**TEXTO DE ESTUDIO**.
—————

13 noviembre 2014

"No todo es malo pero todo es peligroso": hegemonías, ortodoxia y resistencia


"No es que todo sea malo, es que todo es peligroso"... son palabras de Michel Foucault que resuenan en mi cabeza cada vez que escucho discursos que se proclaman poseedores de la verdad. En el caso de las religiones, no es que sea malo tener fe, creer que habrá un mundo más perfecto después de éste, encontrar consuelo en la promesa de felicidad y justicia ofrecida por un ser divino. El problema es que el camino para llegar a ese deseado estadio ideal se señale como único, indiscutible y superior a otras formas de conducirse en la vida.

El problema es que en sus manifestaciones más extremas, el discurso religioso termine representando a los "infieles" como enemigos a los que hay que eliminar. La forma de organizarse de las religiones institucionalizadas se reproduce en muchas otras instancias sociales. Hay colectivos laicos, por ejemplo, que también reunirían las características suficientes para ser considerados "sectas", porque proclaman, por ejemplo, principios o verdades fundamentales que a la vez son el mecanismo y el parámetro para delimitar quién se puede considerar humano y quién no. Quién merece un lugar en la sociedad y quién debe ser marginado.

No tiene nada de malo, entonces, aferrarse a una identidad, a una forma de ser y de hacer las cosas. Así, en principio no es "malo", por ejemplo, recurrir a la medicina homeopática, a la acupuntura, a la terapia con imanes, etc., para sanarse a uno mismo. Pero es peligroso cuando se pretende universalizar estas formas de ser y hacer, imponiéndoselas a otros, tal vez más vulnerables e indefensos. No es una paradoja fácil de resolver. Tal vez uno de los argumentos que más escucho entre colectivos que promueven formas de vivir que se parecen a recetas, es el que nos advierte que no debemos contariar a la "naturaleza". Los argumentos biológicos esencialistas se han usado a lo largo de la historia en discursos calificadores y descalificadores de todo tipo; han servido para fundamentar el racismo, el especismo, el sexismo, la homofobia y otras formas de segregación. A veces el argumento parece benigno o al menos inocuo, como el discurso sobre la lactancia materna que continuamente moraliza lo natural -el ser mamífero, el ser mujer-, con más frecuencia incluso que cuando recurre al argumento de la salud y el bienestar (basado a su vez, en ciertas moralizaciones de lo biológico). Otras veces el discurso es frontalmente hostil, como cuando se criminaliza a quien realiza actividades sexuales contra natura. En mayor o menor medida, todos estos discursos tienen un potencial de descalificación de las formas de ser  y vivir alternativas. Ese es el peligro.

Desde los conflictos que vivimos a diario en discusiones que tal vez no trascienden, pasando por los desacuerdos políticos y llegando hasta las grandes guerras, nuestras confrontaciones suelen estar informadas por nuestras caricaturizaciones de lo que es y no es humano, de lo que es y no es normal, de lo que es y no es desviado. Y sin embargo, no ha escapado a la crítica anti-esencialista, que todo está mediado por el lenguaje, incluso lo que creemos más natural y fáctico, incluso nuestro cuerpo, incluso algo tan "primario" como nuestros órganos y sentidos. Nada existe si no le damos un significado a través de nuestros sistemas de símbolos y comunicación. Pero justamente por eso, porque no hay significados inalterables ni discursos definitivos, existe la posibilidad de subversión, de emancipación a través de la resistencia. Por eso, porque nada es natural o normal sino cuando decimos que lo es, existe la posibilidad de crear un mundo no violento y de emprender acciones políticas que no produzcan sermones, fórmulas y recetas, sino que alimenten la conciencia de que siempre es posible reinventarnos y descubrir la belleza de lo que aún no sabíamos que podíamos ser.

—————

**CON ESTA INFORMACIÓN**.
**A.** Traduce al inglés esta oración del texto de estudio: "Nada existe si no le damos un significado a través de nuestros sistemas de símbolos y comunicación."
**B.** Por favor, imprime sin cambios el fragmento del texto de estudio que va desde las palabras "El problema es que en" hasta llegar a las palabras "debe ser marginado.".
**C.** Responde con datos del texto de estudio:
(i) ¿De quién son las palabras "No es que todo sea malo, es que todo es peligroso"?
(ii) ¿Qué han servido para fundamentar los argumentos biológicos esencialistas?
(iii) Según el último párrafo, ¿por qué existe la posibilidad de subversión?

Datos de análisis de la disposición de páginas
—————

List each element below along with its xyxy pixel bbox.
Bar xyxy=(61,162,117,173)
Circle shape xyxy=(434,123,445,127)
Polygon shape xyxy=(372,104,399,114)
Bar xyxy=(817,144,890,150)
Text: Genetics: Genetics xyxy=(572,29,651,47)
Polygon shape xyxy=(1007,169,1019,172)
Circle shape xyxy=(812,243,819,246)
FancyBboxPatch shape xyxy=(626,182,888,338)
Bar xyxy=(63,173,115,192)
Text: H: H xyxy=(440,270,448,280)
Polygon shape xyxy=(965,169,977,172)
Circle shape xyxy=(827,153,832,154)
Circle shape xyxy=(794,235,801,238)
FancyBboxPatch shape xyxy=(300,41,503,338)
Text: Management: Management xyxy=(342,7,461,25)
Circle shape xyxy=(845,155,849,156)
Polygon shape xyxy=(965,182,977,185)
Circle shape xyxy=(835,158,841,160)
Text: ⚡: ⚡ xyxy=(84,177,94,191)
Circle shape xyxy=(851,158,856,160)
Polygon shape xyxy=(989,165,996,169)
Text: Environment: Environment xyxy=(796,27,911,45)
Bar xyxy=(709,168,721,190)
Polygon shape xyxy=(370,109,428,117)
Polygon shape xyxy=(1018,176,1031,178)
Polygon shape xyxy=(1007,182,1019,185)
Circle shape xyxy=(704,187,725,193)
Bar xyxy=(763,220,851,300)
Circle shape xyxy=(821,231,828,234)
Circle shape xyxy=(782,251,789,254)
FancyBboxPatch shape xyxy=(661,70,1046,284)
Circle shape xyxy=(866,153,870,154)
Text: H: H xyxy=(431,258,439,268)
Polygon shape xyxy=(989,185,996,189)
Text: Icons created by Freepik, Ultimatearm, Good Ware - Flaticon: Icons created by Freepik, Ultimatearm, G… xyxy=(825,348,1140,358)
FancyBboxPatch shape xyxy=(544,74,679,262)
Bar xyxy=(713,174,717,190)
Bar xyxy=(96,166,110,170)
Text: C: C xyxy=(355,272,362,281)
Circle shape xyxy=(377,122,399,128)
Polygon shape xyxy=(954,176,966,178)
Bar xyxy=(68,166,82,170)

—————

**LISTA DE RESPUESTAS**.
**A.** Nothing exists unless we give it a meaning through our systems of symbols and communication.

**B.**
El problema es que en sus manifestaciones más extremas, el discurso religioso termine representando a los "infieles" como enemigos a los que hay que eliminar. La forma de organizarse de las religiones institucionalizadas se reproduce en muchas otras instancias sociales. Hay colectivos laicos, por ejemplo, que también reunirían las características suficientes para ser considerados "sectas", porque proclaman, por ejemplo, principios o verdades fundamentales que a la vez son el mecanismo y el parámetro para delimitar quién se puede considerar humano y quién no. Quién merece un lugar en la sociedad y quién debe ser marginado.

**C.**
(i) De Michel Foucault.
(ii) El racismo, el especismo, el sexismo, la homofobia y otras formas de segregación.
(iii) Porque no hay significados inalterables ni discursos definitivos.